[Records excerpted from a collection]
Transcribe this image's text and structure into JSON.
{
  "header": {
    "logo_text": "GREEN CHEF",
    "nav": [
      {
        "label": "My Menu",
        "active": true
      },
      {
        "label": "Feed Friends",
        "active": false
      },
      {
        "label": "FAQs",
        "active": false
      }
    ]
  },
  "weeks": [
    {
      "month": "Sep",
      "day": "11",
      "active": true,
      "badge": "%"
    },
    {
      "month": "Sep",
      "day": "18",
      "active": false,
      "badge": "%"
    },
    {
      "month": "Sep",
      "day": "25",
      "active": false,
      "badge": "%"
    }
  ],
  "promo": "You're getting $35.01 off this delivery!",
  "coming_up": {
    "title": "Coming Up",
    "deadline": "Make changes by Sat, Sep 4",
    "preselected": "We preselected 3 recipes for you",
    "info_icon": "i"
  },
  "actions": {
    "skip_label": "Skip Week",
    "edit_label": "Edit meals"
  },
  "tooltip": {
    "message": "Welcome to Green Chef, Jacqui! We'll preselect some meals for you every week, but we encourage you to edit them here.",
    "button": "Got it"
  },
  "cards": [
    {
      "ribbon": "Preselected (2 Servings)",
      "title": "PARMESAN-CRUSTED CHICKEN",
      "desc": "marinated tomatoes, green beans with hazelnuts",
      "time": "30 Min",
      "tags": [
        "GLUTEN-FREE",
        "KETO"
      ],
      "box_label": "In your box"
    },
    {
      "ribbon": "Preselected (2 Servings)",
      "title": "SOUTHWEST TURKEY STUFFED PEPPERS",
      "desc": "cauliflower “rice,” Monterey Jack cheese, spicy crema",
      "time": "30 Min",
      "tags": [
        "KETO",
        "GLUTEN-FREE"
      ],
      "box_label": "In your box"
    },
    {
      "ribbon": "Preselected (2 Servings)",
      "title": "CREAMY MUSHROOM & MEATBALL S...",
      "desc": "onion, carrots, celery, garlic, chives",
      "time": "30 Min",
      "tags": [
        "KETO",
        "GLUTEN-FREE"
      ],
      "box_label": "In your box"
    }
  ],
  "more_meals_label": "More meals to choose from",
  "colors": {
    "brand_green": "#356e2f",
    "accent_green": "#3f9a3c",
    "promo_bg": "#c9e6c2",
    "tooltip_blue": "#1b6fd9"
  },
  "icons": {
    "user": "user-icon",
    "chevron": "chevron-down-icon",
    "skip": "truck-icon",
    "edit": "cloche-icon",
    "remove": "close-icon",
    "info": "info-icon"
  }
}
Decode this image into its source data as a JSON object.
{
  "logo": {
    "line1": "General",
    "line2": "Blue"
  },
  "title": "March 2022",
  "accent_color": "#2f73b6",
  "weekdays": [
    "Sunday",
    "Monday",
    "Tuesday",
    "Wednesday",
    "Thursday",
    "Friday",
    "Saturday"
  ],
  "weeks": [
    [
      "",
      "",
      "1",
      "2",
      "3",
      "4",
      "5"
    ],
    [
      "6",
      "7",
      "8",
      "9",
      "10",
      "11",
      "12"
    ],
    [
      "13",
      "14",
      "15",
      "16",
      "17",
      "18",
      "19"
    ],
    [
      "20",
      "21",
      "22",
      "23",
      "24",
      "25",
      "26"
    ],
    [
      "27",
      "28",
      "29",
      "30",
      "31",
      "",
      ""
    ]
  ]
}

--

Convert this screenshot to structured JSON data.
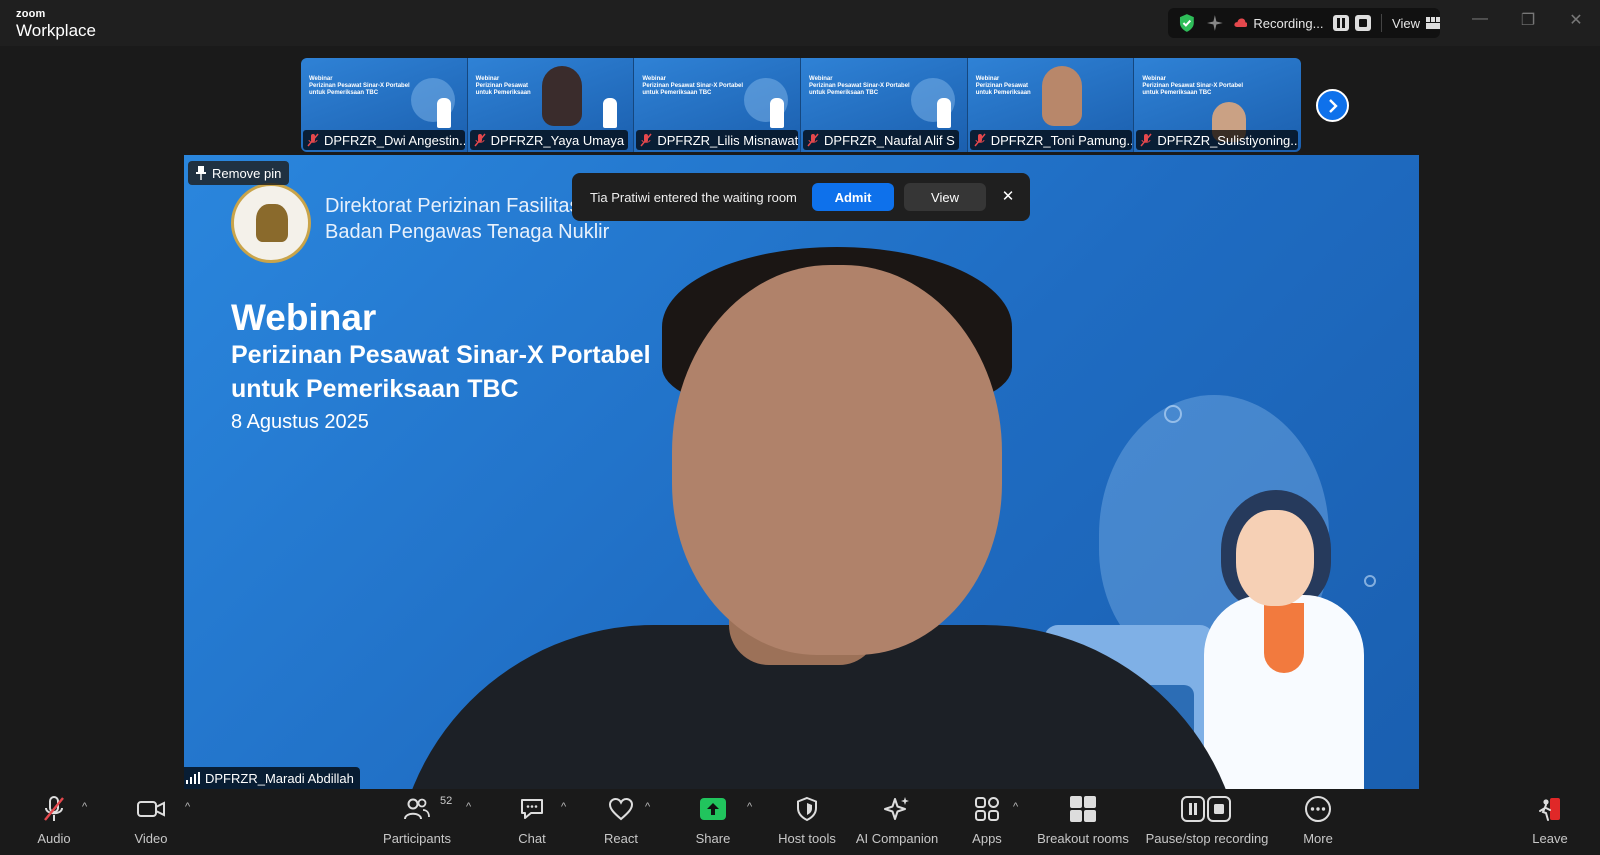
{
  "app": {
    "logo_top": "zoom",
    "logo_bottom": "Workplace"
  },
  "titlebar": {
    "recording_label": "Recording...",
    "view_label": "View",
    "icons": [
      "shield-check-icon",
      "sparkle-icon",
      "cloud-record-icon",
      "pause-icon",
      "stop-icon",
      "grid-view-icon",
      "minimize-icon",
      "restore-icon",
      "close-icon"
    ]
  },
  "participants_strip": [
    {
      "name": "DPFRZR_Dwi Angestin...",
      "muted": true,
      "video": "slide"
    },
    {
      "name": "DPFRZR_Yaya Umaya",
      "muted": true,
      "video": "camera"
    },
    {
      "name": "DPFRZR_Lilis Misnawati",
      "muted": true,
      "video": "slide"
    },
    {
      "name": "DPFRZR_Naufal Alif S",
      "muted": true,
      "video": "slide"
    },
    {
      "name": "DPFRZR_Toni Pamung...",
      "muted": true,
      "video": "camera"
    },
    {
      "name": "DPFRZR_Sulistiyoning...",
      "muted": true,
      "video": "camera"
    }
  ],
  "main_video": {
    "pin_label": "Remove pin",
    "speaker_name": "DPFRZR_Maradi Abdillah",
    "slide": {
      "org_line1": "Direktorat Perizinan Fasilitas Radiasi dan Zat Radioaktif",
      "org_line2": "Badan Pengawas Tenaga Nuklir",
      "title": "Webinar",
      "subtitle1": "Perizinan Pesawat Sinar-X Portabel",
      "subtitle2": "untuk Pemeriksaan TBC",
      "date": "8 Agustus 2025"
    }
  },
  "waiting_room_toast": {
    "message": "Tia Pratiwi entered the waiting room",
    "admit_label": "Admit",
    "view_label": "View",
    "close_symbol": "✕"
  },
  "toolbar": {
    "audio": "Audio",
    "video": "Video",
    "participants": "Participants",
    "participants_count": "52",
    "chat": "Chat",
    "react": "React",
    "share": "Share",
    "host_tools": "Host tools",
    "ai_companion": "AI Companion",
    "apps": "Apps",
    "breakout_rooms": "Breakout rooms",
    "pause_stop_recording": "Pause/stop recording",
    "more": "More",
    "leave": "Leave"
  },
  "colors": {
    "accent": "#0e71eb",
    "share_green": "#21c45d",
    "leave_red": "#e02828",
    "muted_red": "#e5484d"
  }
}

* * *

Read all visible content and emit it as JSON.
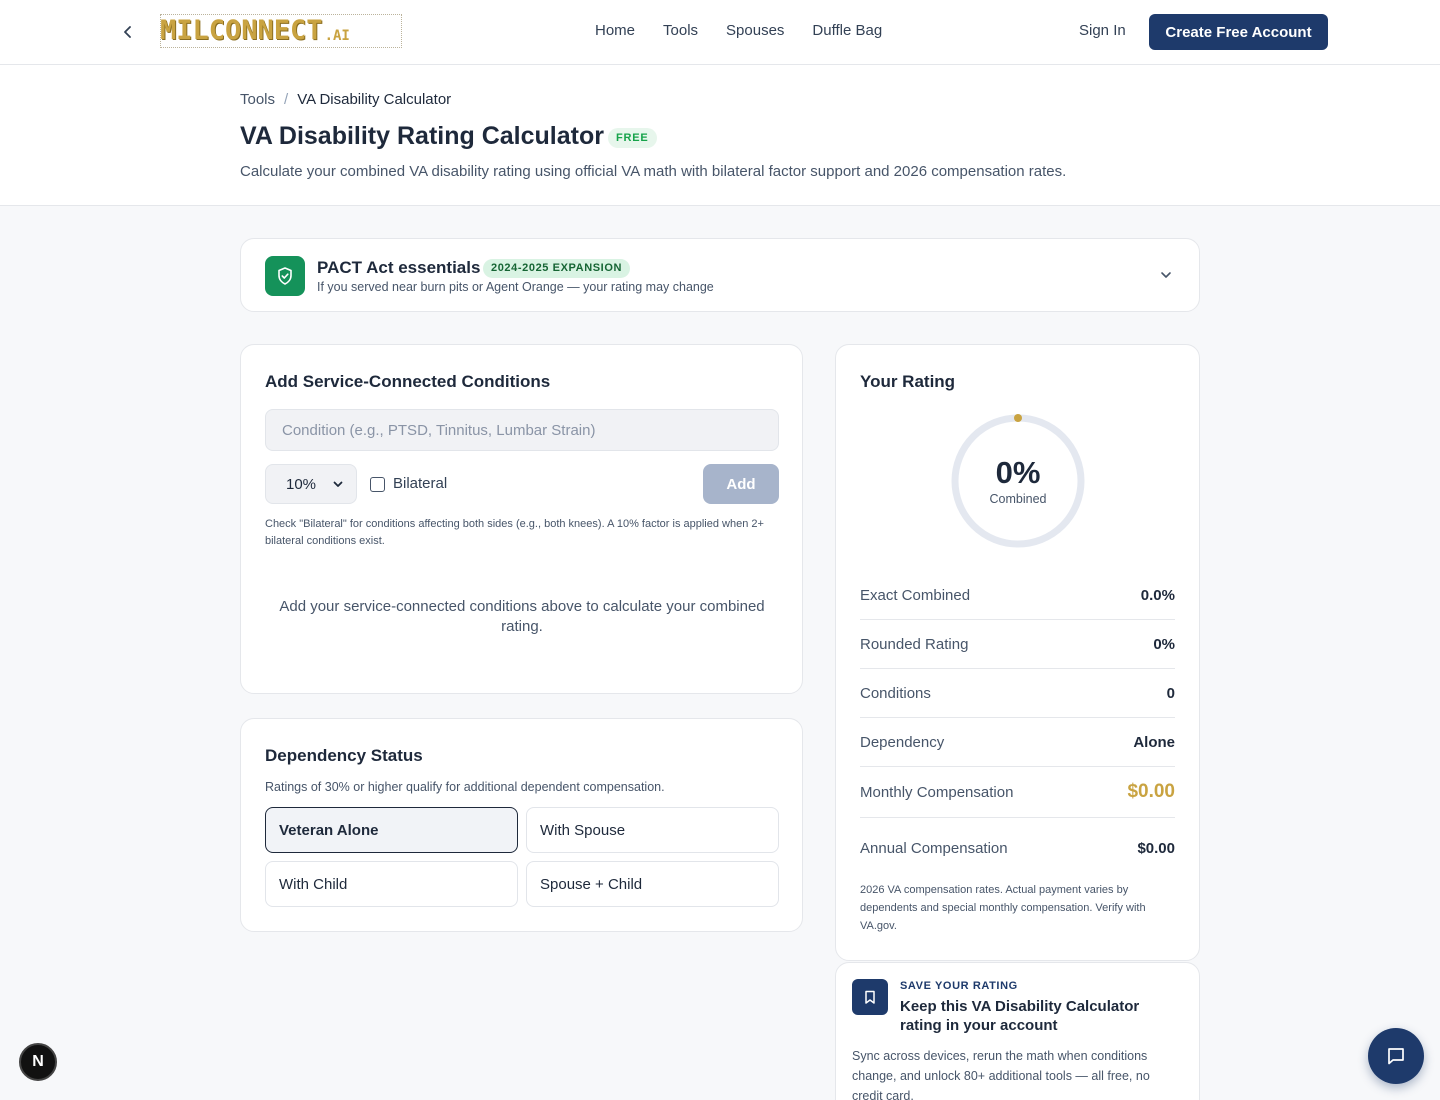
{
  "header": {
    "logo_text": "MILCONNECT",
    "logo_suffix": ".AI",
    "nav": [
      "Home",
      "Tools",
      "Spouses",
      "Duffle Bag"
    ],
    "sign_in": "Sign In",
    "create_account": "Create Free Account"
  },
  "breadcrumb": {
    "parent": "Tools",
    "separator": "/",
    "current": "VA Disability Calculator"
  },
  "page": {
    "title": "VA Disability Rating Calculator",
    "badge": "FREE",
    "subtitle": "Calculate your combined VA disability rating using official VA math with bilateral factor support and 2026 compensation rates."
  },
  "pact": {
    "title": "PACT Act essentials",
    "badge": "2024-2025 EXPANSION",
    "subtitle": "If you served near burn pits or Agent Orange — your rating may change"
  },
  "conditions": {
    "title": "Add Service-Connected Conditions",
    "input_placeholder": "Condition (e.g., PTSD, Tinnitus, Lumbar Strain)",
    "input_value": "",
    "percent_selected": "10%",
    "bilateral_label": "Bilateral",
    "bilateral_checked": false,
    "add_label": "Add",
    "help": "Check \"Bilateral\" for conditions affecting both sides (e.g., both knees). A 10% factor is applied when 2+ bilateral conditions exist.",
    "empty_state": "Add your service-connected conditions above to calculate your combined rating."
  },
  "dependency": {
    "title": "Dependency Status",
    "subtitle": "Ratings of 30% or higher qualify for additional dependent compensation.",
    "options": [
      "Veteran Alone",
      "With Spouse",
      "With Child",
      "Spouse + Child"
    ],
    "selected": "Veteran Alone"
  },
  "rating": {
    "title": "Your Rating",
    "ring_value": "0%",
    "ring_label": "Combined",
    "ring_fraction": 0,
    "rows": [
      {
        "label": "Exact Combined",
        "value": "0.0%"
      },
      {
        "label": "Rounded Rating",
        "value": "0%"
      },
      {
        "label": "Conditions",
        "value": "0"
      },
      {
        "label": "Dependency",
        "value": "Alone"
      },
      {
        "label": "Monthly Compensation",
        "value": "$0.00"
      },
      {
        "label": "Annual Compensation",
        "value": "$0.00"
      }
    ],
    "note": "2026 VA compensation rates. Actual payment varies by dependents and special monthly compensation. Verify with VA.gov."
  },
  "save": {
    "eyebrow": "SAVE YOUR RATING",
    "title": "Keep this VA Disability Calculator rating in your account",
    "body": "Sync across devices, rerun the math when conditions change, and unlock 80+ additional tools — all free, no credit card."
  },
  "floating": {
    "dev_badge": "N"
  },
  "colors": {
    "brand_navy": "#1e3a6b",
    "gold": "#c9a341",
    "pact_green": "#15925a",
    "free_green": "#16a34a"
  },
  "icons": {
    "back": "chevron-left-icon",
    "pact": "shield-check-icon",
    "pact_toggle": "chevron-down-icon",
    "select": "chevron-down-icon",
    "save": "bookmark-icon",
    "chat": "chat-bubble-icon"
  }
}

Problem details =
Find every line that has "Veteran" in it, then return those lines.

Correct result =
      "Veteran Alone",
    "selected": "Veteran Alone"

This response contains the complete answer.